# [AIM OF THE TASK]
Every line below should be copied exactly; drop the pictures.

# [GIVEN INFORMATION]
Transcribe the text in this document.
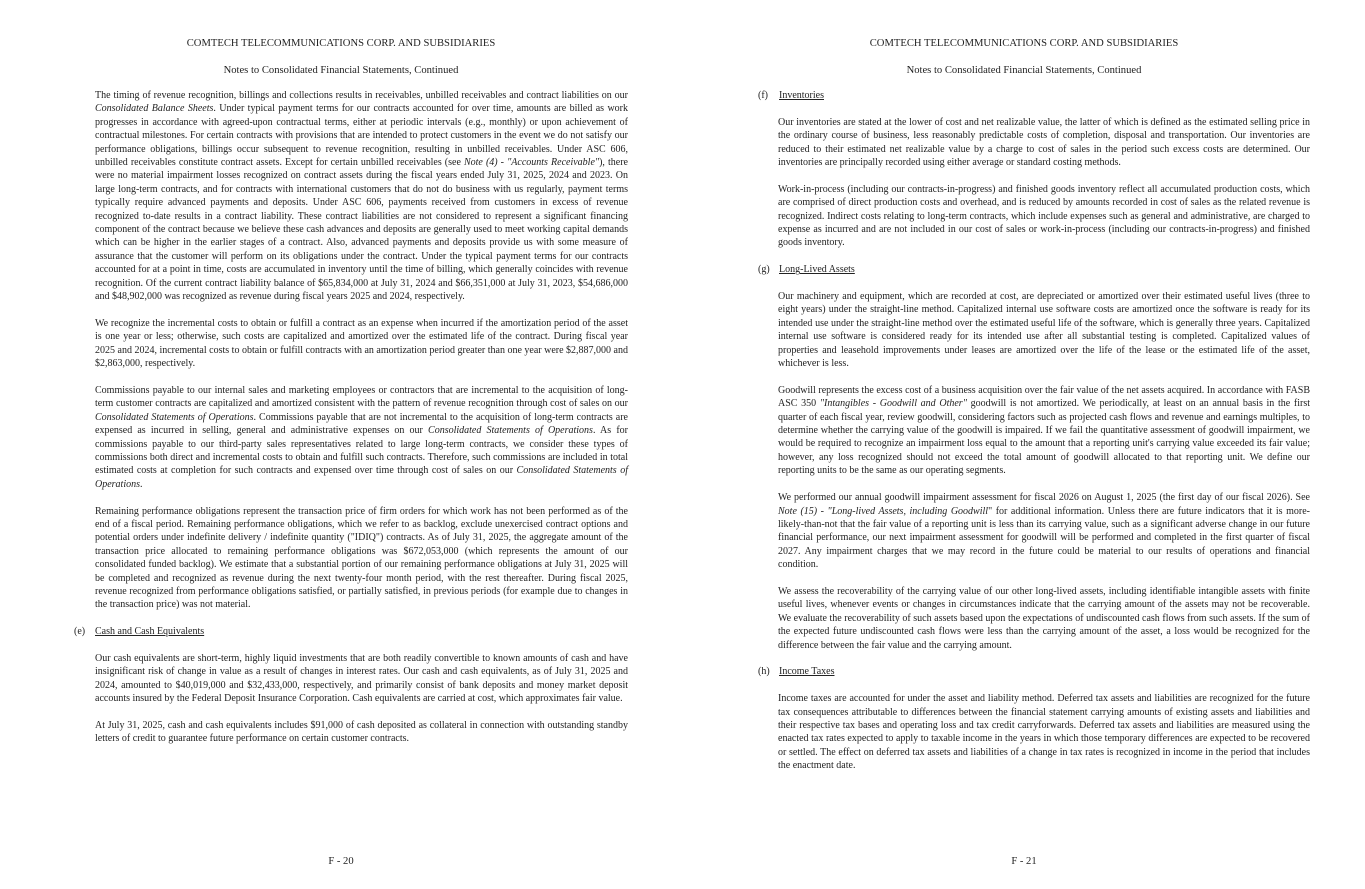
COMTECH TELECOMMUNICATIONS CORP. AND SUBSIDIARIES
Notes to Consolidated Financial Statements, Continued

The timing of revenue recognition, billings and collections results in receivables, unbilled receivables and contract liabilities on our Consolidated Balance Sheets. Under typical payment terms for our contracts accounted for over time, amounts are billed as work progresses in accordance with agreed-upon contractual terms, either at periodic intervals (e.g., monthly) or upon achievement of contractual milestones. For certain contracts with provisions that are intended to protect customers in the event we do not satisfy our performance obligations, billings occur subsequent to revenue recognition, resulting in unbilled receivables. Under ASC 606, unbilled receivables constitute contract assets. Except for certain unbilled receivables (see Note (4) - "Accounts Receivable"), there were no material impairment losses recognized on contract assets during the fiscal years ended July 31, 2025, 2024 and 2023. On large long-term contracts, and for contracts with international customers that do not do business with us regularly, payment terms typically require advanced payments and deposits. Under ASC 606, payments received from customers in excess of revenue recognized to-date results in a contract liability. These contract liabilities are not considered to represent a significant financing component of the contract because we believe these cash advances and deposits are generally used to meet working capital demands which can be higher in the earlier stages of a contract. Also, advanced payments and deposits provide us with some measure of assurance that the customer will perform on its obligations under the contract. Under the typical payment terms for our contracts accounted for at a point in time, costs are accumulated in inventory until the time of billing, which generally coincides with revenue recognition. Of the current contract liability balance of $65,834,000 at July 31, 2024 and $66,351,000 at July 31, 2023, $54,686,000 and $48,902,000 was recognized as revenue during fiscal years 2025 and 2024, respectively.

We recognize the incremental costs to obtain or fulfill a contract as an expense when incurred if the amortization period of the asset is one year or less; otherwise, such costs are capitalized and amortized over the estimated life of the contract. During fiscal year 2025 and 2024, incremental costs to obtain or fulfill contracts with an amortization period greater than one year were $2,887,000 and $2,863,000, respectively.

Commissions payable to our internal sales and marketing employees or contractors that are incremental to the acquisition of long-term customer contracts are capitalized and amortized consistent with the pattern of revenue recognition through cost of sales on our Consolidated Statements of Operations. Commissions payable that are not incremental to the acquisition of long-term contracts are expensed as incurred in selling, general and administrative expenses on our Consolidated Statements of Operations. As for commissions payable to our third-party sales representatives related to large long-term contracts, we consider these types of commissions both direct and incremental costs to obtain and fulfill such contracts. Therefore, such commissions are included in total estimated costs at completion for such contracts and expensed over time through cost of sales on our Consolidated Statements of Operations.

Remaining performance obligations represent the transaction price of firm orders for which work has not been performed as of the end of a fiscal period. Remaining performance obligations, which we refer to as backlog, exclude unexercised contract options and potential orders under indefinite delivery / indefinite quantity ("IDIQ") contracts. As of July 31, 2025, the aggregate amount of the transaction price allocated to remaining performance obligations was $672,053,000 (which represents the amount of our consolidated funded backlog). We estimate that a substantial portion of our remaining performance obligations at July 31, 2025 will be completed and recognized as revenue during the next twenty-four month period, with the rest thereafter. During fiscal 2025, revenue recognized from performance obligations satisfied, or partially satisfied, in previous periods (for example due to changes in the transaction price) was not material.

(e) Cash and Cash Equivalents

Our cash equivalents are short-term, highly liquid investments that are both readily convertible to known amounts of cash and have insignificant risk of change in value as a result of changes in interest rates. Our cash and cash equivalents, as of July 31, 2025 and 2024, amounted to $40,019,000 and $32,433,000, respectively, and primarily consist of bank deposits and money market deposit accounts insured by the Federal Deposit Insurance Corporation. Cash equivalents are carried at cost, which approximates fair value.

At July 31, 2025, cash and cash equivalents includes $91,000 of cash deposited as collateral in connection with outstanding standby letters of credit to guarantee future performance on certain customer contracts.

F - 20
COMTECH TELECOMMUNICATIONS CORP. AND SUBSIDIARIES
Notes to Consolidated Financial Statements, Continued
(f)	Inventories

Our inventories are stated at the lower of cost and net realizable value, the latter of which is defined as the estimated selling price in the ordinary course of business, less reasonably predictable costs of completion, disposal and transportation. Our inventories are reduced to their estimated net realizable value by a charge to cost of sales in the period such excess costs are determined. Our inventories are principally recorded using either average or standard costing methods.

Work-in-process (including our contracts-in-progress) and finished goods inventory reflect all accumulated production costs, which are comprised of direct production costs and overhead, and is reduced by amounts recorded in cost of sales as the related revenue is recognized. Indirect costs relating to long-term contracts, which include expenses such as general and administrative, are charged to expense as incurred and are not included in our cost of sales or work-in-process (including our contracts-in-progress) and finished goods inventory.

(g) Long-Lived Assets

Our machinery and equipment, which are recorded at cost, are depreciated or amortized over their estimated useful lives (three to eight years) under the straight-line method. Capitalized internal use software costs are amortized once the software is ready for its intended use under the straight-line method over the estimated useful life of the software, which is generally three years. Capitalized internal use software is considered ready for its intended use after all substantial testing is completed. Capitalized values of properties and leasehold improvements under leases are amortized over the life of the lease or the estimated life of the asset, whichever is less.

Goodwill represents the excess cost of a business acquisition over the fair value of the net assets acquired. In accordance with FASB ASC 350 "Intangibles - Goodwill and Other" goodwill is not amortized. We periodically, at least on an annual basis in the first quarter of each fiscal year, review goodwill, considering factors such as projected cash flows and revenue and earnings multiples, to determine whether the carrying value of the goodwill is impaired. If we fail the quantitative assessment of goodwill impairment, we would be required to recognize an impairment loss equal to the amount that a reporting unit's carrying value exceeded its fair value; however, any loss recognized should not exceed the total amount of goodwill allocated to that reporting unit. We define our reporting units to be the same as our operating segments.

We performed our annual goodwill impairment assessment for fiscal 2026 on August 1, 2025 (the first day of our fiscal 2026). See Note (15) - "Long-lived Assets, including Goodwill" for additional information. Unless there are future indicators that it is more-likely-than-not that the fair value of a reporting unit is less than its carrying value, such as a significant adverse change in our future financial performance, our next impairment assessment for goodwill will be performed and completed in the first quarter of fiscal 2027. Any impairment charges that we may record in the future could be material to our results of operations and financial condition.

We assess the recoverability of the carrying value of our other long-lived assets, including identifiable intangible assets with finite useful lives, whenever events or changes in circumstances indicate that the carrying amount of the assets may not be recoverable. We evaluate the recoverability of such assets based upon the expectations of undiscounted cash flows from such assets. If the sum of the expected future undiscounted cash flows were less than the carrying amount of the asset, a loss would be recognized for the difference between the fair value and the carrying amount.

(h) Income Taxes

Income taxes are accounted for under the asset and liability method. Deferred tax assets and liabilities are recognized for the future tax consequences attributable to differences between the financial statement carrying amounts of existing assets and liabilities and their respective tax bases and operating loss and tax credit carryforwards. Deferred tax assets and liabilities are measured using the enacted tax rates expected to apply to taxable income in the years in which those temporary differences are expected to be recovered or settled. The effect on deferred tax assets and liabilities of a change in tax rates is recognized in income in the period that includes the enactment date.

F - 21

# [COMPLETED TASK]
Transcribe the text in this document.
COMTECH TELECOMMUNICATIONS CORP. AND SUBSIDIARIES
Notes to Consolidated Financial Statements, Continued

The timing of revenue recognition, billings and collections results in receivables, unbilled receivables and contract liabilities on our Consolidated Balance Sheets. Under typical payment terms for our contracts accounted for over time, amounts are billed as work progresses in accordance with agreed-upon contractual terms, either at periodic intervals (e.g., monthly) or upon achievement of contractual milestones. For certain contracts with provisions that are intended to protect customers in the event we do not satisfy our performance obligations, billings occur subsequent to revenue recognition, resulting in unbilled receivables. Under ASC 606, unbilled receivables constitute contract assets. Except for certain unbilled receivables (see Note (4) - "Accounts Receivable"), there were no material impairment losses recognized on contract assets during the fiscal years ended July 31, 2025, 2024 and 2023. On large long-term contracts, and for contracts with international customers that do not do business with us regularly, payment terms typically require advanced payments and deposits. Under ASC 606, payments received from customers in excess of revenue recognized to-date results in a contract liability. These contract liabilities are not considered to represent a significant financing component of the contract because we believe these cash advances and deposits are generally used to meet working capital demands which can be higher in the earlier stages of a contract. Also, advanced payments and deposits provide us with some measure of assurance that the customer will perform on its obligations under the contract. Under the typical payment terms for our contracts accounted for at a point in time, costs are accumulated in inventory until the time of billing, which generally coincides with revenue recognition. Of the current contract liability balance of $65,834,000 at July 31, 2024 and $66,351,000 at July 31, 2023, $54,686,000 and $48,902,000 was recognized as revenue during fiscal years 2025 and 2024, respectively.

We recognize the incremental costs to obtain or fulfill a contract as an expense when incurred if the amortization period of the asset is one year or less; otherwise, such costs are capitalized and amortized over the estimated life of the contract. During fiscal year 2025 and 2024, incremental costs to obtain or fulfill contracts with an amortization period greater than one year were $2,887,000 and $2,863,000, respectively.

Commissions payable to our internal sales and marketing employees or contractors that are incremental to the acquisition of long-term customer contracts are capitalized and amortized consistent with the pattern of revenue recognition through cost of sales on our Consolidated Statements of Operations. Commissions payable that are not incremental to the acquisition of long-term contracts are expensed as incurred in selling, general and administrative expenses on our Consolidated Statements of Operations. As for commissions payable to our third-party sales representatives related to large long-term contracts, we consider these types of commissions both direct and incremental costs to obtain and fulfill such contracts. Therefore, such commissions are included in total estimated costs at completion for such contracts and expensed over time through cost of sales on our Consolidated Statements of Operations.

Remaining performance obligations represent the transaction price of firm orders for which work has not been performed as of the end of a fiscal period. Remaining performance obligations, which we refer to as backlog, exclude unexercised contract options and potential orders under indefinite delivery / indefinite quantity ("IDIQ") contracts. As of July 31, 2025, the aggregate amount of the transaction price allocated to remaining performance obligations was $672,053,000 (which represents the amount of our consolidated funded backlog). We estimate that a substantial portion of our remaining performance obligations at July 31, 2025 will be completed and recognized as revenue during the next twenty-four month period, with the rest thereafter. During fiscal 2025, revenue recognized from performance obligations satisfied, or partially satisfied, in previous periods (for example due to changes in the transaction price) was not material.

(e) Cash and Cash Equivalents

Our cash equivalents are short-term, highly liquid investments that are both readily convertible to known amounts of cash and have insignificant risk of change in value as a result of changes in interest rates. Our cash and cash equivalents, as of July 31, 2025 and 2024, amounted to $40,019,000 and $32,433,000, respectively, and primarily consist of bank deposits and money market deposit accounts insured by the Federal Deposit Insurance Corporation. Cash equivalents are carried at cost, which approximates fair value.

At July 31, 2025, cash and cash equivalents includes $91,000 of cash deposited as collateral in connection with outstanding standby letters of credit to guarantee future performance on certain customer contracts.

F - 20
COMTECH TELECOMMUNICATIONS CORP. AND SUBSIDIARIES
Notes to Consolidated Financial Statements, Continued
(f)	Inventories

Our inventories are stated at the lower of cost and net realizable value, the latter of which is defined as the estimated selling price in the ordinary course of business, less reasonably predictable costs of completion, disposal and transportation. Our inventories are reduced to their estimated net realizable value by a charge to cost of sales in the period such excess costs are determined. Our inventories are principally recorded using either average or standard costing methods.

Work-in-process (including our contracts-in-progress) and finished goods inventory reflect all accumulated production costs, which are comprised of direct production costs and overhead, and is reduced by amounts recorded in cost of sales as the related revenue is recognized. Indirect costs relating to long-term contracts, which include expenses such as general and administrative, are charged to expense as incurred and are not included in our cost of sales or work-in-process (including our contracts-in-progress) and finished goods inventory.

(g) Long-Lived Assets

Our machinery and equipment, which are recorded at cost, are depreciated or amortized over their estimated useful lives (three to eight years) under the straight-line method. Capitalized internal use software costs are amortized once the software is ready for its intended use under the straight-line method over the estimated useful life of the software, which is generally three years. Capitalized internal use software is considered ready for its intended use after all substantial testing is completed. Capitalized values of properties and leasehold improvements under leases are amortized over the life of the lease or the estimated life of the asset, whichever is less.

Goodwill represents the excess cost of a business acquisition over the fair value of the net assets acquired. In accordance with FASB ASC 350 "Intangibles - Goodwill and Other" goodwill is not amortized. We periodically, at least on an annual basis in the first quarter of each fiscal year, review goodwill, considering factors such as projected cash flows and revenue and earnings multiples, to determine whether the carrying value of the goodwill is impaired. If we fail the quantitative assessment of goodwill impairment, we would be required to recognize an impairment loss equal to the amount that a reporting unit's carrying value exceeded its fair value; however, any loss recognized should not exceed the total amount of goodwill allocated to that reporting unit. We define our reporting units to be the same as our operating segments.

We performed our annual goodwill impairment assessment for fiscal 2026 on August 1, 2025 (the first day of our fiscal 2026). See Note (15) - "Long-lived Assets, including Goodwill" for additional information. Unless there are future indicators that it is more-likely-than-not that the fair value of a reporting unit is less than its carrying value, such as a significant adverse change in our future financial performance, our next impairment assessment for goodwill will be performed and completed in the first quarter of fiscal 2027. Any impairment charges that we may record in the future could be material to our results of operations and financial condition.

We assess the recoverability of the carrying value of our other long-lived assets, including identifiable intangible assets with finite useful lives, whenever events or changes in circumstances indicate that the carrying amount of the assets may not be recoverable. We evaluate the recoverability of such assets based upon the expectations of undiscounted cash flows from such assets. If the sum of the expected future undiscounted cash flows were less than the carrying amount of the asset, a loss would be recognized for the difference between the fair value and the carrying amount.

(h) Income Taxes

Income taxes are accounted for under the asset and liability method. Deferred tax assets and liabilities are recognized for the future tax consequences attributable to differences between the financial statement carrying amounts of existing assets and liabilities and their respective tax bases and operating loss and tax credit carryforwards. Deferred tax assets and liabilities are measured using the enacted tax rates expected to apply to taxable income in the years in which those temporary differences are expected to be recovered or settled. The effect on deferred tax assets and liabilities of a change in tax rates is recognized in income in the period that includes the enactment date.

F - 21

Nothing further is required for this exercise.